Restate the entries below verbatim.
>> Begin Stored rows
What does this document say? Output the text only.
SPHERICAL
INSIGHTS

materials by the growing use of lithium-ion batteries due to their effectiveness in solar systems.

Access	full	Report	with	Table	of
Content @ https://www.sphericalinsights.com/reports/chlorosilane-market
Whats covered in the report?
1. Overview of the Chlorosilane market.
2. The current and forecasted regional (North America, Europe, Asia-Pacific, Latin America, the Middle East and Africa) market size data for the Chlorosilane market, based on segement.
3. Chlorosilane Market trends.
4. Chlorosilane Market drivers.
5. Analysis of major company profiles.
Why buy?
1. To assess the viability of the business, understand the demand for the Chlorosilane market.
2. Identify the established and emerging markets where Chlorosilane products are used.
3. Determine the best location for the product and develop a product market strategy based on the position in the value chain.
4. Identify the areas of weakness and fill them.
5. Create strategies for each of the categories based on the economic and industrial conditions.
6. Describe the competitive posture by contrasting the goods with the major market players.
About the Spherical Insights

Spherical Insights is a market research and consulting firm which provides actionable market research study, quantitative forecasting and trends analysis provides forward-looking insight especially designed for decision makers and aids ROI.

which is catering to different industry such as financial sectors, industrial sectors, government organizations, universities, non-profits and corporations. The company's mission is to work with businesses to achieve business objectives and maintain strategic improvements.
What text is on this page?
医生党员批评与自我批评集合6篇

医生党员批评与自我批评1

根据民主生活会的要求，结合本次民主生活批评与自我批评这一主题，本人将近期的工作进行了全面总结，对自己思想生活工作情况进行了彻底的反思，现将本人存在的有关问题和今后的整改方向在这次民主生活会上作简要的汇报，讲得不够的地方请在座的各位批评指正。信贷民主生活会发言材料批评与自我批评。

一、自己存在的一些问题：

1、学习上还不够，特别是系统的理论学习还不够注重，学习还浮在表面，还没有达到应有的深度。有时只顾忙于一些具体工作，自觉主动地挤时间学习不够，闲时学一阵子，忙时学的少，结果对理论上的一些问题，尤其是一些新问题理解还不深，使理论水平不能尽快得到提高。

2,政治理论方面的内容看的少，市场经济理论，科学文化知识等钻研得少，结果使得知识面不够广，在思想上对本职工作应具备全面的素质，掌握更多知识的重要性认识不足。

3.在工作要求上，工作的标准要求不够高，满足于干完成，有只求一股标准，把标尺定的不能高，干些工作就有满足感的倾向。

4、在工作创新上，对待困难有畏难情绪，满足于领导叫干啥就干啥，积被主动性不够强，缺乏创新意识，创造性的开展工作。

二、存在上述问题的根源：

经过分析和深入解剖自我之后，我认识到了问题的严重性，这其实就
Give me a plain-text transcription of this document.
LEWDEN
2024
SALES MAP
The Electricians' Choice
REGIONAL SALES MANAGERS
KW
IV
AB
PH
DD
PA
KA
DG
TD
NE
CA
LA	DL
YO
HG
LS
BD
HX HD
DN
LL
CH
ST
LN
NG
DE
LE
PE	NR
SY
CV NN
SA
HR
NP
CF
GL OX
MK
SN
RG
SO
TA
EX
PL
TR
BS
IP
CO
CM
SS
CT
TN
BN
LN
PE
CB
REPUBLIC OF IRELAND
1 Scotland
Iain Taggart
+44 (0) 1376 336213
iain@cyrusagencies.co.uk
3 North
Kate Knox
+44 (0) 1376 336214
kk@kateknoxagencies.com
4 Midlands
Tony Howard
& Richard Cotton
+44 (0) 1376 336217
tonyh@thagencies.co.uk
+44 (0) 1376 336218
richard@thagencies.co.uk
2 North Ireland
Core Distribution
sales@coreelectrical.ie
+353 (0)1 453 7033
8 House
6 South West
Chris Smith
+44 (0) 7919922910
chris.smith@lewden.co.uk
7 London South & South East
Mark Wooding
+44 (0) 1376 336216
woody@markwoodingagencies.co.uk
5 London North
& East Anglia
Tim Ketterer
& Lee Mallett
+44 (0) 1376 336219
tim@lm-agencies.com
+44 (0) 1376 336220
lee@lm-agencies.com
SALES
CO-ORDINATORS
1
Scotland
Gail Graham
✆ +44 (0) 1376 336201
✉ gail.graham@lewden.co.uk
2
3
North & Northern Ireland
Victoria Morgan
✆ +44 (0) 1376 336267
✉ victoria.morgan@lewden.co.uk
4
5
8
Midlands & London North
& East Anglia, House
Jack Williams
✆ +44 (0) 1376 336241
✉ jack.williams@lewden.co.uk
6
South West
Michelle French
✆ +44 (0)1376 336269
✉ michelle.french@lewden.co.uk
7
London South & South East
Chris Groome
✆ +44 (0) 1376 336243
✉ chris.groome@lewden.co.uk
>> End Stored rows
- Complete answer:
What does this document say? Output the text only.
SPHERICAL
INSIGHTS

materials by the growing use of lithium-ion batteries due to their effectiveness in solar systems.

Access	full	Report	with	Table	of
Content @ https://www.sphericalinsights.com/reports/chlorosilane-market
Whats covered in the report?
1. Overview of the Chlorosilane market.
2. The current and forecasted regional (North America, Europe, Asia-Pacific, Latin America, the Middle East and Africa) market size data for the Chlorosilane market, based on segement.
3. Chlorosilane Market trends.
4. Chlorosilane Market drivers.
5. Analysis of major company profiles.
Why buy?
1. To assess the viability of the business, understand the demand for the Chlorosilane market.
2. Identify the established and emerging markets where Chlorosilane products are used.
3. Determine the best location for the product and develop a product market strategy based on the position in the value chain.
4. Identify the areas of weakness and fill them.
5. Create strategies for each of the categories based on the economic and industrial conditions.
6. Describe the competitive posture by contrasting the goods with the major market players.
About the Spherical Insights

Spherical Insights is a market research and consulting firm which provides actionable market research study, quantitative forecasting and trends analysis provides forward-looking insight especially designed for decision makers and aids ROI.

which is catering to different industry such as financial sectors, industrial sectors, government organizations, universities, non-profits and corporations. The company's mission is to work with businesses to achieve business objectives and maintain strategic improvements.
What text is on this page?
医生党员批评与自我批评集合6篇

医生党员批评与自我批评1

根据民主生活会的要求，结合本次民主生活批评与自我批评这一主题，本人将近期的工作进行了全面总结，对自己思想生活工作情况进行了彻底的反思，现将本人存在的有关问题和今后的整改方向在这次民主生活会上作简要的汇报，讲得不够的地方请在座的各位批评指正。信贷民主生活会发言材料批评与自我批评。

一、自己存在的一些问题：

1、学习上还不够，特别是系统的理论学习还不够注重，学习还浮在表面，还没有达到应有的深度。有时只顾忙于一些具体工作，自觉主动地挤时间学习不够，闲时学一阵子，忙时学的少，结果对理论上的一些问题，尤其是一些新问题理解还不深，使理论水平不能尽快得到提高。

2,政治理论方面的内容看的少，市场经济理论，科学文化知识等钻研得少，结果使得知识面不够广，在思想上对本职工作应具备全面的素质，掌握更多知识的重要性认识不足。

3.在工作要求上，工作的标准要求不够高，满足于干完成，有只求一股标准，把标尺定的不能高，干些工作就有满足感的倾向。

4、在工作创新上，对待困难有畏难情绪，满足于领导叫干啥就干啥，积被主动性不够强，缺乏创新意识，创造性的开展工作。

二、存在上述问题的根源：

经过分析和深入解剖自我之后，我认识到了问题的严重性，这其实就
Give me a plain-text transcription of this document.
LEWDEN
2024
SALES MAP
The Electricians' Choice
REGIONAL SALES MANAGERS
KW
IV
AB
PH
DD
PA
KA
DG
TD
NE
CA
LA	DL
YO
HG
LS
BD
HX HD
DN
LL
CH
ST
LN
NG
DE
LE
PE	NR
SY
CV NN
SA
HR
NP
CF
GL OX
MK
SN
RG
SO
TA
EX
PL
TR
BS
IP
CO
CM
SS
CT
TN
BN
LN
PE
CB
REPUBLIC OF IRELAND
1 Scotland
Iain Taggart
+44 (0) 1376 336213
iain@cyrusagencies.co.uk
3 North
Kate Knox
+44 (0) 1376 336214
kk@kateknoxagencies.com
4 Midlands
Tony Howard
& Richard Cotton
+44 (0) 1376 336217
tonyh@thagencies.co.uk
+44 (0) 1376 336218
richard@thagencies.co.uk
2 North Ireland
Core Distribution
sales@coreelectrical.ie
+353 (0)1 453 7033
8 House
6 South West
Chris Smith
+44 (0) 7919922910
chris.smith@lewden.co.uk
7 London South & South East
Mark Wooding
+44 (0) 1376 336216
woody@markwoodingagencies.co.uk
5 London North
& East Anglia
Tim Ketterer
& Lee Mallett
+44 (0) 1376 336219
tim@lm-agencies.com
+44 (0) 1376 336220
lee@lm-agencies.com
SALES
CO-ORDINATORS
1
Scotland
Gail Graham
✆ +44 (0) 1376 336201
✉ gail.graham@lewden.co.uk
2
3
North & Northern Ireland
Victoria Morgan
✆ +44 (0) 1376 336267
✉ victoria.morgan@lewden.co.uk
4
5
8
Midlands & London North
& East Anglia, House
Jack Williams
✆ +44 (0) 1376 336241
✉ jack.williams@lewden.co.uk
6
South West
Michelle French
✆ +44 (0)1376 336269
✉ michelle.french@lewden.co.uk
7
London South & South East
Chris Groome
✆ +44 (0) 1376 336243
✉ chris.groome@lewden.co.uk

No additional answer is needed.